## [Records that describe figures]
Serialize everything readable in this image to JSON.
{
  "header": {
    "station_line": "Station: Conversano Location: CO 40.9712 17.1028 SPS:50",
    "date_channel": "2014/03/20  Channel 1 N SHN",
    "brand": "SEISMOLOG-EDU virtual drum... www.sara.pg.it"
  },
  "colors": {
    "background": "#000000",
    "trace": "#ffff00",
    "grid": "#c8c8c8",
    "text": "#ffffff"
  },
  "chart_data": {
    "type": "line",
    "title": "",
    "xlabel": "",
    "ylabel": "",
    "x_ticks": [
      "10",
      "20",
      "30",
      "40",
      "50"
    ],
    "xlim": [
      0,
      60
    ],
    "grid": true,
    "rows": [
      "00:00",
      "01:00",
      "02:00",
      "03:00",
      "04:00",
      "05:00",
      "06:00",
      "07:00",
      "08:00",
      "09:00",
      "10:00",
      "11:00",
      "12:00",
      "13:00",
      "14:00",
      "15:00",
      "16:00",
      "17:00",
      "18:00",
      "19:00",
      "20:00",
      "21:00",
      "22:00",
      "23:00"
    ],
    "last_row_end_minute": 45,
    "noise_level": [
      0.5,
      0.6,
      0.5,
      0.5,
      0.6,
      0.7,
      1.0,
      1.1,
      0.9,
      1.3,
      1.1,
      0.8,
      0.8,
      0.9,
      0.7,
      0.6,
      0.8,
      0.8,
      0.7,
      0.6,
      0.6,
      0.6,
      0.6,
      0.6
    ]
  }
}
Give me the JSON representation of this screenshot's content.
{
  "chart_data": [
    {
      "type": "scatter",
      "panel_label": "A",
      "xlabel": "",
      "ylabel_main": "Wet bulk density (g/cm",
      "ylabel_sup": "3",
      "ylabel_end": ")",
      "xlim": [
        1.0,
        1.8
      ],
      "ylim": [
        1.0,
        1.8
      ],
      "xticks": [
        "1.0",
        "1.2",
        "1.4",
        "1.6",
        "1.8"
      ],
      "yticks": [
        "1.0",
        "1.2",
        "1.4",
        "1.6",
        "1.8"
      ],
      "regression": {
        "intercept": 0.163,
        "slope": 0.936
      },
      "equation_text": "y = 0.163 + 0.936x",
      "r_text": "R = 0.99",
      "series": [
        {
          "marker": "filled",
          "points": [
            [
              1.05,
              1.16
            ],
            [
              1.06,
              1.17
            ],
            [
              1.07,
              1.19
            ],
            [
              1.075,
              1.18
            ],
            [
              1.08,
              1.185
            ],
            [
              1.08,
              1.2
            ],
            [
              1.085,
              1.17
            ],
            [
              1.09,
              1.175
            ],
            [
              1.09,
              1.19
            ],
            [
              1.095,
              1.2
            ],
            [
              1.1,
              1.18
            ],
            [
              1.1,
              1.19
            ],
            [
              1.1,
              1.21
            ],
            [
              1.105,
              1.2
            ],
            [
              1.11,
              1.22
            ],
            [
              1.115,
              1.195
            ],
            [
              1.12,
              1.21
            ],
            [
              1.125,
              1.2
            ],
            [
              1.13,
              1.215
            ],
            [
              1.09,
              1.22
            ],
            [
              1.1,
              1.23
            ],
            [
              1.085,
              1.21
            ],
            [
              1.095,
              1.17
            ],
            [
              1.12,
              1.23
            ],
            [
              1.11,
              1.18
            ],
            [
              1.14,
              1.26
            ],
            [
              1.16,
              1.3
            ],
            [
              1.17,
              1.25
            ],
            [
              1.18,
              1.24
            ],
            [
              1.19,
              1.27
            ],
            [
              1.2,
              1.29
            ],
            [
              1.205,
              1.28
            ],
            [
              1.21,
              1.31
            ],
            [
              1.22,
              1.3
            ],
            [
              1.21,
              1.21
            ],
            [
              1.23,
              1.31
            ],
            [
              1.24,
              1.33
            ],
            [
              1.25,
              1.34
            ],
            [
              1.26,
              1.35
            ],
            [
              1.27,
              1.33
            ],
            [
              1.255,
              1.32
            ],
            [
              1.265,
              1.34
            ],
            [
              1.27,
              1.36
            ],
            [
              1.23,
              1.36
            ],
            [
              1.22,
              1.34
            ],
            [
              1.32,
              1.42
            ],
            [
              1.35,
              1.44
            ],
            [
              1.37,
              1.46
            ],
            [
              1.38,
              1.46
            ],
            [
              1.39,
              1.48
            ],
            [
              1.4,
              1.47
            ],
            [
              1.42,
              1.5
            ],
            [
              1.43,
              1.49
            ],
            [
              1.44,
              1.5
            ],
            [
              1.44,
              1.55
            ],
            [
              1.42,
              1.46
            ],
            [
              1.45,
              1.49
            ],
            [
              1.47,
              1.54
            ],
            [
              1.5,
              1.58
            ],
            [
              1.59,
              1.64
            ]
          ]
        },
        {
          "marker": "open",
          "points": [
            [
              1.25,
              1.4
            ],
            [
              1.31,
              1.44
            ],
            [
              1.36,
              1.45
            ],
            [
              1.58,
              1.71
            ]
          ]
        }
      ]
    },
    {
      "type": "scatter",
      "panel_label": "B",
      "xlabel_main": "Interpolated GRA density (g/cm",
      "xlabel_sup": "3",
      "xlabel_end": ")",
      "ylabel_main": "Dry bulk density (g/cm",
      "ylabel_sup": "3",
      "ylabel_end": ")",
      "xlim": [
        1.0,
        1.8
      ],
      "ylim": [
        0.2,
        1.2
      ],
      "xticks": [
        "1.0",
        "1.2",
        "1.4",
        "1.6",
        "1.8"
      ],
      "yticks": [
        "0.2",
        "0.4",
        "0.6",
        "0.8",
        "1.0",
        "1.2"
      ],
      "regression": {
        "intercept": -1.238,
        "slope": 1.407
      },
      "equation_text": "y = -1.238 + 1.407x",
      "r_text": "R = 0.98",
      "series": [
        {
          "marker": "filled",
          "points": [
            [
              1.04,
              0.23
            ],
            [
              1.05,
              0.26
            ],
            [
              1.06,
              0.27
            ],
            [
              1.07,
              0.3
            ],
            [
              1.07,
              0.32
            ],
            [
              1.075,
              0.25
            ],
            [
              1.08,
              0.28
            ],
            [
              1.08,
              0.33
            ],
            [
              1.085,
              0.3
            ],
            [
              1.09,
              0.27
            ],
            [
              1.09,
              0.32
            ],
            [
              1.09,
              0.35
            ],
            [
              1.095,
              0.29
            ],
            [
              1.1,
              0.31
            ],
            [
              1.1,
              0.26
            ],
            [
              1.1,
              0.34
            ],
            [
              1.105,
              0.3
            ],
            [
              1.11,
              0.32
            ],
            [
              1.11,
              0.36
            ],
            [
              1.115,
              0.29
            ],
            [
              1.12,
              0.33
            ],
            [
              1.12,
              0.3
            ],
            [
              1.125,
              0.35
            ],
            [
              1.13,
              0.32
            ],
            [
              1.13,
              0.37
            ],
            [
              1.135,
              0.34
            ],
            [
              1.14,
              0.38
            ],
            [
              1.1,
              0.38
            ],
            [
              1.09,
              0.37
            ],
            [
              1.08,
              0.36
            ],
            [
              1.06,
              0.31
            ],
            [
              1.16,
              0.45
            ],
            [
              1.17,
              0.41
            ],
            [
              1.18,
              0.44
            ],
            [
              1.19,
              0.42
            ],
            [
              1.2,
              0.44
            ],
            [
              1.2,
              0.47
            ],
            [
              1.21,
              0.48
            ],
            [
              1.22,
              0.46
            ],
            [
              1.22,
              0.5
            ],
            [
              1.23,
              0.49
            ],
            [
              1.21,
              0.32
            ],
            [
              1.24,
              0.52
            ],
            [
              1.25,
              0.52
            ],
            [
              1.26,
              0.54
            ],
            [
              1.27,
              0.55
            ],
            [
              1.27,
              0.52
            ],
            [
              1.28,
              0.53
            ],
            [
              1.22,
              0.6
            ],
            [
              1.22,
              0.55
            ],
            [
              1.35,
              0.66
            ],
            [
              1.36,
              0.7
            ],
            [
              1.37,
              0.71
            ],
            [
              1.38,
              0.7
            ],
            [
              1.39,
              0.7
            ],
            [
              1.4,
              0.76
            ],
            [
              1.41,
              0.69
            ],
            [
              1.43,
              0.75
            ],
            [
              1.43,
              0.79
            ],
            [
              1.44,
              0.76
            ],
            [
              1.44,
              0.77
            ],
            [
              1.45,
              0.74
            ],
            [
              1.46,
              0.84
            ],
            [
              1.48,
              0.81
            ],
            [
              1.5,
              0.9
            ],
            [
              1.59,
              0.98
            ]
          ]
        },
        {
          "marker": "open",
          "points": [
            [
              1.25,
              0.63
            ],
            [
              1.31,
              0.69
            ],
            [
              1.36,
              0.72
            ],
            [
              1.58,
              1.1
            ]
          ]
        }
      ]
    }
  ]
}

## [Stated task]
Of all the lines in the data above, state how many include "this". Say only the number.

## [Finished exercise]
2